Copy out all lines that carry the word "activités".

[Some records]
_ _ _ _
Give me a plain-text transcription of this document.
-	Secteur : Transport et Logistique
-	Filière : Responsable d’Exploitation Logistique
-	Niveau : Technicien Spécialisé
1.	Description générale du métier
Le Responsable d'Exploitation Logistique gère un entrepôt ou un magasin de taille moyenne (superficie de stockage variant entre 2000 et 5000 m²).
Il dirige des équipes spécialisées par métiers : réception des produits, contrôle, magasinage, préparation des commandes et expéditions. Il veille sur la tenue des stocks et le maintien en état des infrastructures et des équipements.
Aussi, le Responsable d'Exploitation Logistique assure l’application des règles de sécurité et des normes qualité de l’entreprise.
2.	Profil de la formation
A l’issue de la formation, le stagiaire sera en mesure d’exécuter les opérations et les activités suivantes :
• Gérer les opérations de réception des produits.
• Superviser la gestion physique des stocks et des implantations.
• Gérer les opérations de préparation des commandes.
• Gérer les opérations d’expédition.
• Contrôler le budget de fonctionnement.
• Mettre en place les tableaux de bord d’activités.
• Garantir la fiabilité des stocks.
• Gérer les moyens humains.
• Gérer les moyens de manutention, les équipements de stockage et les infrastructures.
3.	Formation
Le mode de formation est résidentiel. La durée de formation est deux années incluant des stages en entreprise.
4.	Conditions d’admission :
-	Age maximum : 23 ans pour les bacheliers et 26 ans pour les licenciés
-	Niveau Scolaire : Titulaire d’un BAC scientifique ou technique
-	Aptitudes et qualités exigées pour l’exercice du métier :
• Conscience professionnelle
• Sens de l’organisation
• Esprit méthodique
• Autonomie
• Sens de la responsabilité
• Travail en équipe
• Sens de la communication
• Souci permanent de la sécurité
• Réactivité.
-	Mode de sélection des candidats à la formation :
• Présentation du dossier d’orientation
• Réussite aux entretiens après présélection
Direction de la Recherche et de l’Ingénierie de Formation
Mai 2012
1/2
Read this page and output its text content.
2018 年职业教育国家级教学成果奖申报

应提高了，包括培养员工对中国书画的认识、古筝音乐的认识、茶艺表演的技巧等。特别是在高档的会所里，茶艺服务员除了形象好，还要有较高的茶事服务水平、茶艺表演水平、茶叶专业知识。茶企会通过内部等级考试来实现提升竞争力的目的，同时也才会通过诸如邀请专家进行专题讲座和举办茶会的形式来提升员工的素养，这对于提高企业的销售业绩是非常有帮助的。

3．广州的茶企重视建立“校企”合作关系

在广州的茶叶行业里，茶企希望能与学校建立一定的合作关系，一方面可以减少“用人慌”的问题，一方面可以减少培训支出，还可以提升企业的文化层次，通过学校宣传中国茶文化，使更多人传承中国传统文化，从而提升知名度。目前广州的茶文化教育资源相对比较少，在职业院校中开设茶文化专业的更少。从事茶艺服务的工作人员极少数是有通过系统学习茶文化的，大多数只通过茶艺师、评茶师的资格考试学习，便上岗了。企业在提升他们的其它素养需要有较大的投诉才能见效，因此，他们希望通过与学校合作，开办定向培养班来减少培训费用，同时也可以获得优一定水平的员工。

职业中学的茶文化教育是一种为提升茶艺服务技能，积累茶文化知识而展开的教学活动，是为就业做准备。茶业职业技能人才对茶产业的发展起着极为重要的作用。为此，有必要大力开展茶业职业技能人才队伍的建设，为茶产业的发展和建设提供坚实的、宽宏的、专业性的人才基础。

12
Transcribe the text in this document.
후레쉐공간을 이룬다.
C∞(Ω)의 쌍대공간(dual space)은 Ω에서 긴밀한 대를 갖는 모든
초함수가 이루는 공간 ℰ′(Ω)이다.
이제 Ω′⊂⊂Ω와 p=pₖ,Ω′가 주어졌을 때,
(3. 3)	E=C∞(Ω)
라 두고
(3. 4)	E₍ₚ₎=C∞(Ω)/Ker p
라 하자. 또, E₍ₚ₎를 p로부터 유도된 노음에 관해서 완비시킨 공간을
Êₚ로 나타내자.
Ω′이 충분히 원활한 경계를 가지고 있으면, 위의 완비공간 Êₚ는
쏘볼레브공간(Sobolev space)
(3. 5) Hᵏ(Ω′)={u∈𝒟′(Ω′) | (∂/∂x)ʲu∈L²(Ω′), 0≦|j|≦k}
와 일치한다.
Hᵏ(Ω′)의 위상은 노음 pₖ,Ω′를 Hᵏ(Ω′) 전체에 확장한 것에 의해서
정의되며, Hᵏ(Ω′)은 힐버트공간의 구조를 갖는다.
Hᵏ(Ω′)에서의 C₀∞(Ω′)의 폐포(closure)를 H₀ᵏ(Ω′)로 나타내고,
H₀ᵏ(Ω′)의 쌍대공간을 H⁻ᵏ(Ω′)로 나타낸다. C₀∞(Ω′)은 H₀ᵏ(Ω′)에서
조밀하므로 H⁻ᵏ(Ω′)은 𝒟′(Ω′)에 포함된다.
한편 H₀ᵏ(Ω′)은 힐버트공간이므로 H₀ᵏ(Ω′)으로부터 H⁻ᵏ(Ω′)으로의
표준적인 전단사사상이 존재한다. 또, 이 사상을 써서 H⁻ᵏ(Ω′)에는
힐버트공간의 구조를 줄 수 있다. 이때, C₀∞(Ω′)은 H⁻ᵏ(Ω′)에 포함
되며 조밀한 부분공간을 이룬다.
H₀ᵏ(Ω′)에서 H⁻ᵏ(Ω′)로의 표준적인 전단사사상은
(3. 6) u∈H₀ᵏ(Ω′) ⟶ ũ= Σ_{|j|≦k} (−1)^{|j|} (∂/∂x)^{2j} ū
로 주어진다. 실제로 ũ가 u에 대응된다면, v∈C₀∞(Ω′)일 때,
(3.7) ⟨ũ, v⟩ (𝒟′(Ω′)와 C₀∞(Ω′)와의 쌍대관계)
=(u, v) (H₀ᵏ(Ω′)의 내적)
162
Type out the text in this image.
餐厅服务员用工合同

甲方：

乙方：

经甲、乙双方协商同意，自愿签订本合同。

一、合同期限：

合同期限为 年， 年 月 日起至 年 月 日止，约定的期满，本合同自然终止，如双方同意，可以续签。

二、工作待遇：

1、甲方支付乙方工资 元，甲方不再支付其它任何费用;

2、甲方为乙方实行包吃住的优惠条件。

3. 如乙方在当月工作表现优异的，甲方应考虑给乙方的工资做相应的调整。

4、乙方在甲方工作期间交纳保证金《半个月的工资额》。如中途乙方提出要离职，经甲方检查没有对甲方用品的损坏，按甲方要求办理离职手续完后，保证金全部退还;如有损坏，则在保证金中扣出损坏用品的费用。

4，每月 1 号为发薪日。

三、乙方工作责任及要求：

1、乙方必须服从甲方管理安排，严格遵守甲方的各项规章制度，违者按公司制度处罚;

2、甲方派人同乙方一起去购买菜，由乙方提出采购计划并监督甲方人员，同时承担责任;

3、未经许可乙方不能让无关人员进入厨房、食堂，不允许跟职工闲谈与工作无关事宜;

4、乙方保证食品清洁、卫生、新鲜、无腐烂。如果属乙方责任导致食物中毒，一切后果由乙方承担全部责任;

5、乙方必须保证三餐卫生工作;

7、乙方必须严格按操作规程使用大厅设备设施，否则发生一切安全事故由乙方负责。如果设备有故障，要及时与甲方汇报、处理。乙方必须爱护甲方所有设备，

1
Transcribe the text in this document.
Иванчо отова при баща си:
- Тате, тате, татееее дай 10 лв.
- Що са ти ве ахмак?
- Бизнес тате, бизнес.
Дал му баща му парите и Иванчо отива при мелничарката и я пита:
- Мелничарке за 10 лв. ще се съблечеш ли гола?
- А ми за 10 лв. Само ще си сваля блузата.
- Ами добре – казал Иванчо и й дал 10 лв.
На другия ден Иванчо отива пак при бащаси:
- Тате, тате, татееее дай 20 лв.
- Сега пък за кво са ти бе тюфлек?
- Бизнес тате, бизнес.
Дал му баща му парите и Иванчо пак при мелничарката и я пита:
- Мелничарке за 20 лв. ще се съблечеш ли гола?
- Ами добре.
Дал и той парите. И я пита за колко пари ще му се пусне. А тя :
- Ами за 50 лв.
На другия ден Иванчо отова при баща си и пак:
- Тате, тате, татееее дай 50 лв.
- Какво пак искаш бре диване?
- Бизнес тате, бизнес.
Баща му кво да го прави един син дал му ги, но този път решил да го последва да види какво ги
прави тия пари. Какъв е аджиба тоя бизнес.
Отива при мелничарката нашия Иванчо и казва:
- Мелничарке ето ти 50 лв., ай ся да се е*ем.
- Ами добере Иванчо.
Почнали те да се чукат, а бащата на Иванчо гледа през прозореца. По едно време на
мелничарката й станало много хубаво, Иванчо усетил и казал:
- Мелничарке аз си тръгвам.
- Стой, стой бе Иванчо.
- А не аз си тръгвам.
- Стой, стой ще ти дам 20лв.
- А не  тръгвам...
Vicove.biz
_ _ _ _
**Answer**
A l’issue de la formation, le stagiaire sera en mesure d’exécuter les opérations et les activités suivantes :
• Mettre en place les tableaux de bord d’activités.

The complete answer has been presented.